To be done:
Pictures stay out of your copy, but everything else in the records below must be repeated exactly.
-- Begin Records to process --
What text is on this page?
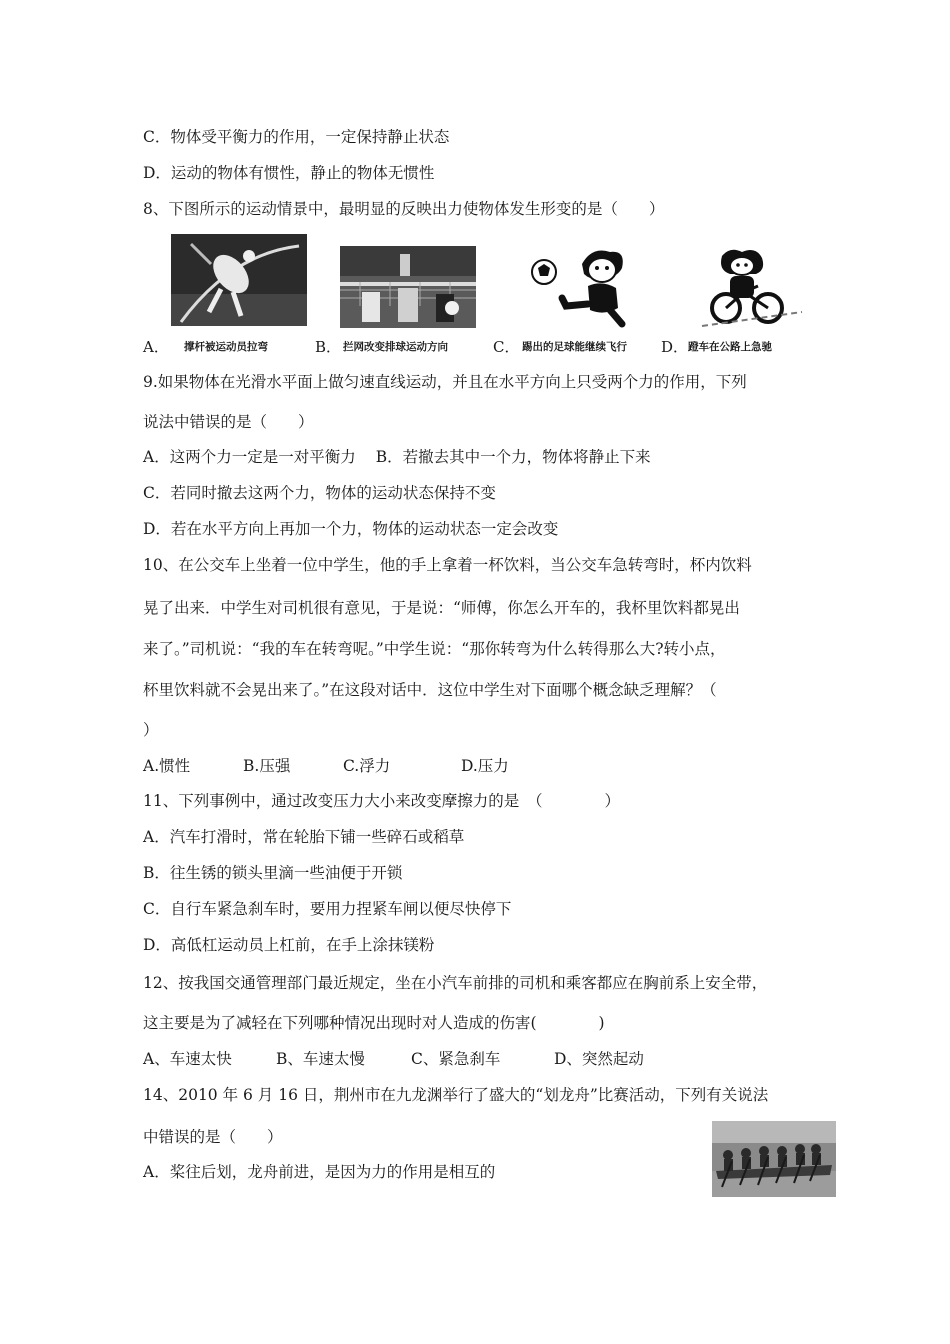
C．物体受平衡力的作用，一定保持静止状态
D．运动的物体有惯性，静止的物体无惯性
8、下图所示的运动情景中，最明显的反映出力使物体发生形变的是（　　）
A． 撑杆被运动员拉弯	B． 拦网改变排球运动方向	C． 踢出的足球能继续飞行 D． 蹬车在公路上急驰
9.如果物体在光滑水平面上做匀速直线运动，并且在水平方向上只受两个力的作用，下列
说法中错误的是（　　）
A．这两个力一定是一对平衡力 B．若撤去其中一个力，物体将静止下来
C．若同时撤去这两个力，物体的运动状态保持不变
D．若在水平方向上再加一个力，物体的运动状态一定会改变
10、在公交车上坐着一位中学生，他的手上拿着一杯饮料，当公交车急转弯时，杯内饮料
晃了出来．中学生对司机很有意见，于是说：“师傅，你怎么开车的，我杯里饮料都晃出
来了。”司机说：“我的车在转弯呢。”中学生说：“那你转弯为什么转得那么大?转小点，
杯里饮料就不会晃出来了。”在这段对话中．这位中学生对下面哪个概念缺乏理解？（
）
A.惯性	B.压强	C.浮力	D.压力
11、下列事例中，通过改变压力大小来改变摩擦力的是　（　　　　）
A．汽车打滑时，常在轮胎下铺一些碎石或稻草
B．往生锈的锁头里滴一些油便于开锁
C．自行车紧急刹车时，要用力捏紧车闸以便尽快停下
D．高低杠运动员上杠前，在手上涂抹镁粉
12、按我国交通管理部门最近规定，坐在小汽车前排的司机和乘客都应在胸前系上安全带，
这主要是为了减轻在下列哪种情况出现时对人造成的伤害(　　　　)
A、车速太快	B、车速太慢	C、紧急刹车	D、突然起动
14、2010 年 6 月 16 日，荆州市在九龙渊举行了盛大的“划龙舟”比赛活动，下列有关说法
中错误的是（　　）
A．桨往后划，龙舟前进，是因为力的作用是相互的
-- End Records to process --
Final answer:
What text is on this page?
C．物体受平衡力的作用，一定保持静止状态
D．运动的物体有惯性，静止的物体无惯性
8、下图所示的运动情景中，最明显的反映出力使物体发生形变的是（　　）
A． 撑杆被运动员拉弯	B． 拦网改变排球运动方向	C． 踢出的足球能继续飞行 D． 蹬车在公路上急驰
9.如果物体在光滑水平面上做匀速直线运动，并且在水平方向上只受两个力的作用，下列
说法中错误的是（　　）
A．这两个力一定是一对平衡力 B．若撤去其中一个力，物体将静止下来
C．若同时撤去这两个力，物体的运动状态保持不变
D．若在水平方向上再加一个力，物体的运动状态一定会改变
10、在公交车上坐着一位中学生，他的手上拿着一杯饮料，当公交车急转弯时，杯内饮料
晃了出来．中学生对司机很有意见，于是说：“师傅，你怎么开车的，我杯里饮料都晃出
来了。”司机说：“我的车在转弯呢。”中学生说：“那你转弯为什么转得那么大?转小点，
杯里饮料就不会晃出来了。”在这段对话中．这位中学生对下面哪个概念缺乏理解？（
）
A.惯性	B.压强	C.浮力	D.压力
11、下列事例中，通过改变压力大小来改变摩擦力的是　（　　　　）
A．汽车打滑时，常在轮胎下铺一些碎石或稻草
B．往生锈的锁头里滴一些油便于开锁
C．自行车紧急刹车时，要用力捏紧车闸以便尽快停下
D．高低杠运动员上杠前，在手上涂抹镁粉
12、按我国交通管理部门最近规定，坐在小汽车前排的司机和乘客都应在胸前系上安全带，
这主要是为了减轻在下列哪种情况出现时对人造成的伤害(　　　　)
A、车速太快	B、车速太慢	C、紧急刹车	D、突然起动
14、2010 年 6 月 16 日，荆州市在九龙渊举行了盛大的“划龙舟”比赛活动，下列有关说法
中错误的是（　　）
A．桨往后划，龙舟前进，是因为力的作用是相互的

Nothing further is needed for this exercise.